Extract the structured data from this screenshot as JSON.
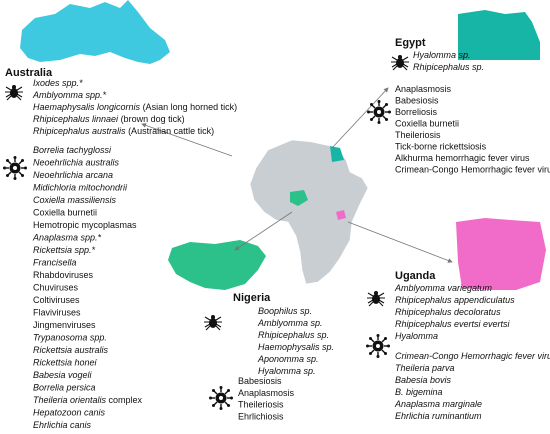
{
  "regions": [
    {
      "title": "Australia",
      "ticks": [
        [
          {
            "italic": "Ixodes spp.*"
          }
        ],
        [
          {
            "italic": "Amblyomma spp.*"
          }
        ],
        [
          {
            "italic": "Haemaphysalis longicornis"
          },
          {
            "regular": " (Asian long horned tick)"
          }
        ],
        [
          {
            "italic": "Rhipicephalus linnaei"
          },
          {
            "regular": " (brown dog tick)"
          }
        ],
        [
          {
            "italic": "Rhipicephalus australis"
          },
          {
            "regular": " (Australian cattle tick)"
          }
        ]
      ],
      "pathogens": [
        [
          {
            "italic": "Borrelia tachyglossi"
          }
        ],
        [
          {
            "italic": "Neoehrlichia australis"
          }
        ],
        [
          {
            "italic": "Neoehrlichia arcana"
          }
        ],
        [
          {
            "italic": "Midichloria mitochondrii"
          }
        ],
        [
          {
            "italic": "Coxiella massiliensis"
          }
        ],
        [
          {
            "regular": "Coxiella burnetii"
          }
        ],
        [
          {
            "regular": "Hemotropic mycoplasmas"
          }
        ],
        [
          {
            "italic": "Anaplasma spp.*"
          }
        ],
        [
          {
            "italic": "Rickettsia spp.*"
          }
        ],
        [
          {
            "italic": "Francisella"
          }
        ],
        [
          {
            "regular": "Rhabdoviruses"
          }
        ],
        [
          {
            "regular": "Chuviruses"
          }
        ],
        [
          {
            "regular": "Coltiviruses"
          }
        ],
        [
          {
            "regular": "Flaviviruses"
          }
        ],
        [
          {
            "regular": "Jingmenviruses"
          }
        ],
        [
          {
            "italic": "Trypanosoma spp."
          }
        ],
        [
          {
            "italic": "Rickettsia australis"
          }
        ],
        [
          {
            "italic": "Rickettsia honei"
          }
        ],
        [
          {
            "italic": "Babesia vogeli"
          }
        ],
        [
          {
            "italic": "Borrelia persica"
          }
        ],
        [
          {
            "italic": "Theileria orientalis"
          },
          {
            "regular": " complex"
          }
        ],
        [
          {
            "italic": "Hepatozoon canis"
          }
        ],
        [
          {
            "italic": "Ehrlichia canis"
          }
        ]
      ]
    },
    {
      "title": "Egypt",
      "ticks": [
        [
          {
            "italic": "Hyalomma sp."
          }
        ],
        [
          {
            "italic": "Rhipicephalus sp."
          }
        ]
      ],
      "pathogens": [
        [
          {
            "regular": "Anaplasmosis"
          }
        ],
        [
          {
            "regular": "Babesiosis"
          }
        ],
        [
          {
            "regular": "Borreliosis"
          }
        ],
        [
          {
            "regular": "Coxiella burnetii"
          }
        ],
        [
          {
            "regular": "Theileriosis"
          }
        ],
        [
          {
            "regular": "Tick-borne rickettsiosis"
          }
        ],
        [
          {
            "regular": "Alkhurma hemorrhagic fever virus"
          }
        ],
        [
          {
            "regular": "Crimean-Congo Hemorrhagic fever virus"
          }
        ]
      ]
    },
    {
      "title": "Nigeria",
      "ticks": [
        [
          {
            "italic": "Boophilus sp."
          }
        ],
        [
          {
            "italic": "Amblyomma sp."
          }
        ],
        [
          {
            "italic": "Rhipicephalus sp."
          }
        ],
        [
          {
            "italic": "Haemophysalis sp."
          }
        ],
        [
          {
            "italic": "Aponomma sp."
          }
        ],
        [
          {
            "italic": "Hyalomma sp."
          }
        ]
      ],
      "pathogens": [
        [
          {
            "regular": "Babesiosis"
          }
        ],
        [
          {
            "regular": "Anaplasmosis"
          }
        ],
        [
          {
            "regular": "Theileriosis"
          }
        ],
        [
          {
            "regular": "Ehrlichiosis"
          }
        ]
      ]
    },
    {
      "title": "Uganda",
      "ticks": [
        [
          {
            "italic": "Amblyomma variegatum"
          }
        ],
        [
          {
            "italic": "Rhipicephalus appendiculatus"
          }
        ],
        [
          {
            "italic": "Rhipicephalus decoloratus"
          }
        ],
        [
          {
            "italic": "Rhipicephalus evertsi evertsi"
          }
        ],
        [
          {
            "italic": "Hyalomma"
          }
        ]
      ],
      "pathogens": [
        [
          {
            "italic": "Crimean-Congo Hemorrhagic fever virus"
          }
        ],
        [
          {
            "italic": "Theileria parva"
          }
        ],
        [
          {
            "italic": "Babesia bovis"
          }
        ],
        [
          {
            "italic": "B. bigemina"
          }
        ],
        [
          {
            "italic": "Anaplasma marginale"
          }
        ],
        [
          {
            "italic": "Ehrlichia ruminantium"
          }
        ]
      ]
    }
  ]
}
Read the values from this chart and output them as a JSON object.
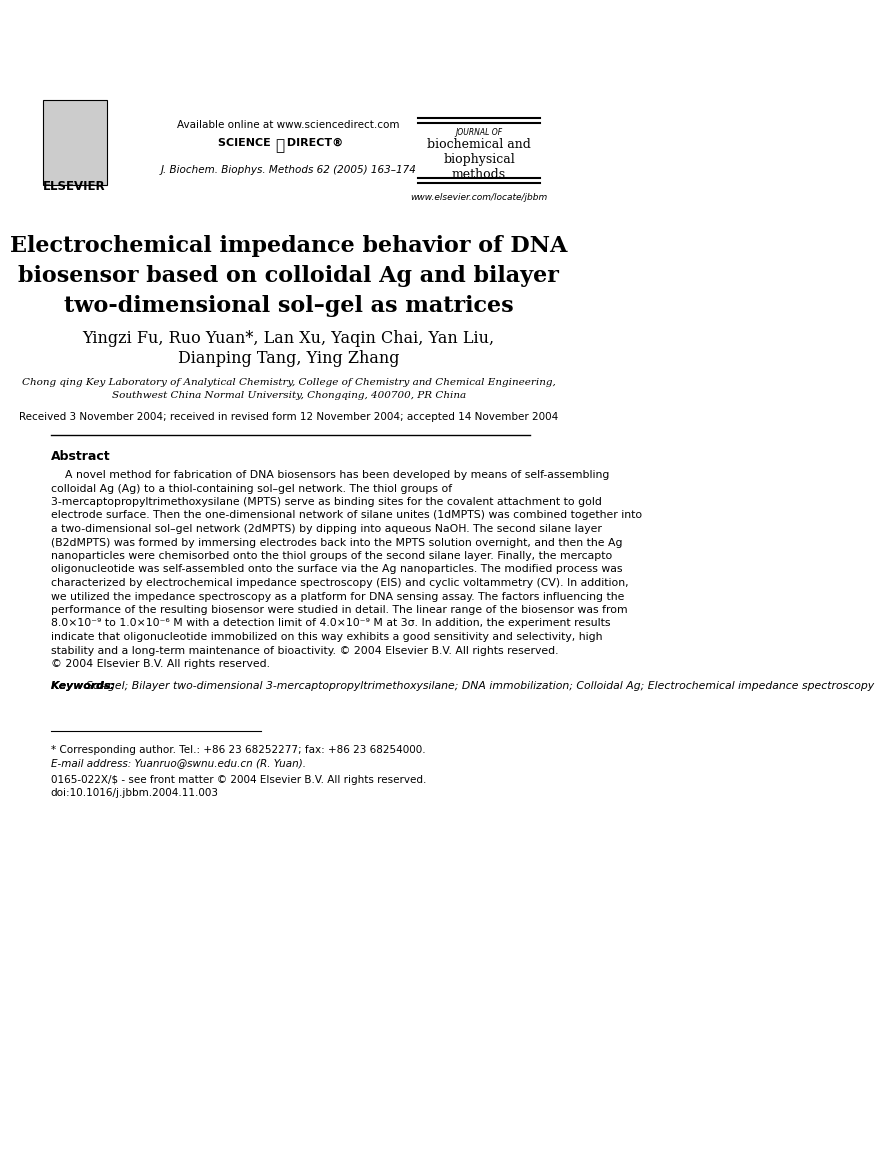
{
  "bg_color": "#ffffff",
  "header": {
    "elsevier_text": "ELSEVIER",
    "available_online": "Available online at www.sciencedirect.com",
    "science_direct": "SCIENCE ⓐ DIRECT®",
    "journal_label": "JOURNAL OF",
    "journal_name_lines": [
      "biochemical and",
      "biophysical",
      "methods"
    ],
    "journal_citation": "J. Biochem. Biophys. Methods 62 (2005) 163–174",
    "website": "www.elsevier.com/locate/jbbm"
  },
  "title_lines": [
    "Electrochemical impedance behavior of DNA",
    "biosensor based on colloidal Ag and bilayer",
    "two-dimensional sol–gel as matrices"
  ],
  "authors_line1": "Yingzi Fu, Ruo Yuan*, Lan Xu, Yaqin Chai, Yan Liu,",
  "authors_line2": "Dianping Tang, Ying Zhang",
  "affiliation_line1": "Chong qing Key Laboratory of Analytical Chemistry, College of Chemistry and Chemical Engineering,",
  "affiliation_line2": "Southwest China Normal University, Chongqing, 400700, PR China",
  "received": "Received 3 November 2004; received in revised form 12 November 2004; accepted 14 November 2004",
  "abstract_title": "Abstract",
  "abstract_text": "    A novel method for fabrication of DNA biosensors has been developed by means of self-assembling colloidal Ag (Ag) to a thiol-containing sol–gel network. The thiol groups of 3-mercaptopropyltrimethoxysilane (MPTS) serve as binding sites for the covalent attachment to gold electrode surface. Then the one-dimensional network of silane unites (1dMPTS) was combined together into a two-dimensional sol–gel network (2dMPTS) by dipping into aqueous NaOH. The second silane layer (B2dMPTS) was formed by immersing electrodes back into the MPTS solution overnight, and then the Ag nanoparticles were chemisorbed onto the thiol groups of the second silane layer. Finally, the mercapto oligonucleotide was self-assembled onto the surface via the Ag nanoparticles. The modified process was characterized by electrochemical impedance spectroscopy (EIS) and cyclic voltammetry (CV). In addition, we utilized the impedance spectroscopy as a platform for DNA sensing assay. The factors influencing the performance of the resulting biosensor were studied in detail. The linear range of the biosensor was from 8.0×10⁻⁹ to 1.0×10⁻⁶ M with a detection limit of 4.0×10⁻⁹ M at 3σ. In addition, the experiment results indicate that oligonucleotide immobilized on this way exhibits a good sensitivity and selectivity, high stability and a long-term maintenance of bioactivity.\n© 2004 Elsevier B.V. All rights reserved.",
  "keywords_title": "Keywords:",
  "keywords_text": "Sol–gel; Bilayer two-dimensional 3-mercaptopropyltrimethoxysilane; DNA immobilization; Colloidal Ag; Electrochemical impedance spectroscopy",
  "footer_line1": "* Corresponding author. Tel.: +86 23 68252277; fax: +86 23 68254000.",
  "footer_line2": "E-mail address: Yuanruo@swnu.edu.cn (R. Yuan).",
  "footer_line3": "0165-022X/$ - see front matter © 2004 Elsevier B.V. All rights reserved.",
  "footer_line4": "doi:10.1016/j.jbbm.2004.11.003"
}
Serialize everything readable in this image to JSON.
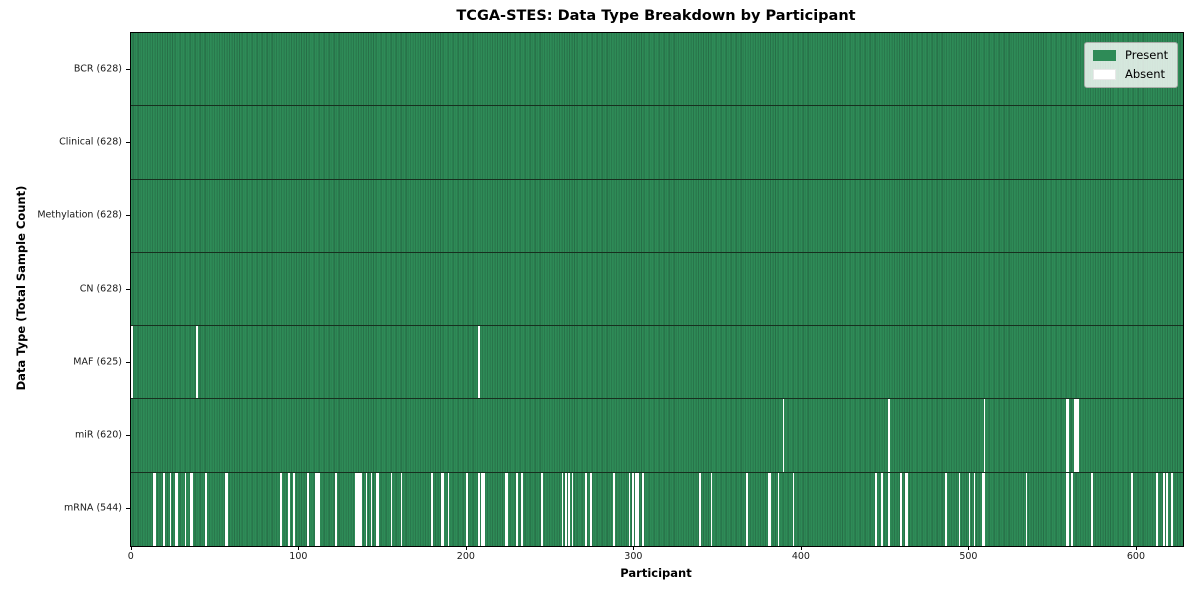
{
  "chart_data": {
    "type": "heatmap",
    "title": "TCGA-STES: Data Type Breakdown by Participant",
    "xlabel": "Participant",
    "ylabel": "Data Type (Total Sample Count)",
    "legend": [
      "Present",
      "Absent"
    ],
    "legend_position": "upper right",
    "colors": {
      "present": "#2e8b57",
      "present_edge": "#215c3c",
      "absent": "#ffffff"
    },
    "n_participants": 628,
    "xlim": [
      -0.5,
      627.5
    ],
    "x_ticks": [
      0,
      100,
      200,
      300,
      400,
      500,
      600
    ],
    "grid": false,
    "rows": [
      {
        "label": "BCR (628)",
        "data_type": "BCR",
        "present_count": 628,
        "absent_participants": []
      },
      {
        "label": "Clinical (628)",
        "data_type": "Clinical",
        "present_count": 628,
        "absent_participants": []
      },
      {
        "label": "Methylation (628)",
        "data_type": "Methylation",
        "present_count": 628,
        "absent_participants": []
      },
      {
        "label": "CN (628)",
        "data_type": "CN",
        "present_count": 628,
        "absent_participants": []
      },
      {
        "label": "MAF (625)",
        "data_type": "MAF",
        "present_count": 625,
        "absent_participants": [
          0,
          39,
          207
        ]
      },
      {
        "label": "miR (620)",
        "data_type": "miR",
        "present_count": 620,
        "absent_participants": [
          389,
          452,
          509,
          558,
          559,
          563,
          564,
          565
        ]
      },
      {
        "label": "mRNA (544)",
        "data_type": "mRNA",
        "present_count": 544,
        "absent_participants": [
          13,
          14,
          19,
          23,
          26,
          27,
          32,
          35,
          36,
          44,
          56,
          57,
          89,
          94,
          97,
          105,
          110,
          111,
          112,
          122,
          134,
          135,
          136,
          137,
          140,
          143,
          146,
          147,
          155,
          161,
          179,
          185,
          186,
          189,
          200,
          207,
          209,
          210,
          223,
          224,
          230,
          233,
          245,
          257,
          259,
          261,
          263,
          271,
          274,
          288,
          297,
          299,
          301,
          302,
          305,
          339,
          346,
          367,
          380,
          381,
          386,
          395,
          444,
          448,
          452,
          459,
          462,
          463,
          486,
          494,
          500,
          503,
          508,
          509,
          534,
          558,
          559,
          561,
          573,
          597,
          612,
          616,
          618,
          621
        ]
      }
    ]
  }
}
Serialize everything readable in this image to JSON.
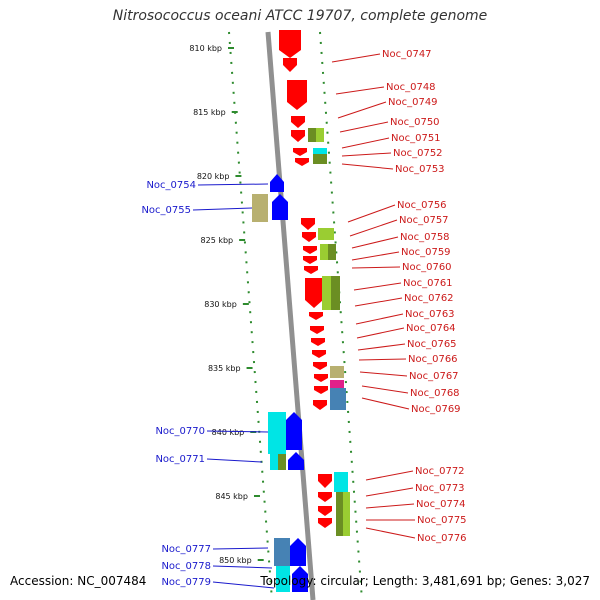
{
  "title": "Nitrosococcus oceani ATCC 19707, complete genome",
  "footer": {
    "accession": "Accession: NC_007484",
    "summary": "Topology: circular; Length: 3,481,691 bp; Genes: 3,027"
  },
  "scale_labels": [
    "810 kbp",
    "815 kbp",
    "820 kbp",
    "825 kbp",
    "830 kbp",
    "835 kbp",
    "840 kbp",
    "845 kbp",
    "850 kbp"
  ],
  "genes_left": [
    "Noc_0754",
    "Noc_0755",
    "Noc_0770",
    "Noc_0771",
    "Noc_0777",
    "Noc_0778",
    "Noc_0779"
  ],
  "genes_right": [
    "Noc_0747",
    "Noc_0748",
    "Noc_0749",
    "Noc_0750",
    "Noc_0751",
    "Noc_0752",
    "Noc_0753",
    "Noc_0756",
    "Noc_0757",
    "Noc_0758",
    "Noc_0759",
    "Noc_0760",
    "Noc_0761",
    "Noc_0762",
    "Noc_0763",
    "Noc_0764",
    "Noc_0765",
    "Noc_0766",
    "Noc_0767",
    "Noc_0768",
    "Noc_0769",
    "Noc_0772",
    "Noc_0773",
    "Noc_0774",
    "Noc_0775",
    "Noc_0776"
  ],
  "colors": {
    "forward_red": "#ff0000",
    "reverse_blue": "#0000ff",
    "cyan": "#00e5e5",
    "olive": "#6b8e23",
    "khaki": "#b8b070",
    "lime": "#9acd32",
    "steel": "#4682b4",
    "magenta": "#e0208a",
    "backbone": "#909090",
    "dots": "#2e8b2e"
  }
}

====================

A bare number is all that is asked for: the count of lines above that include "Congo".

2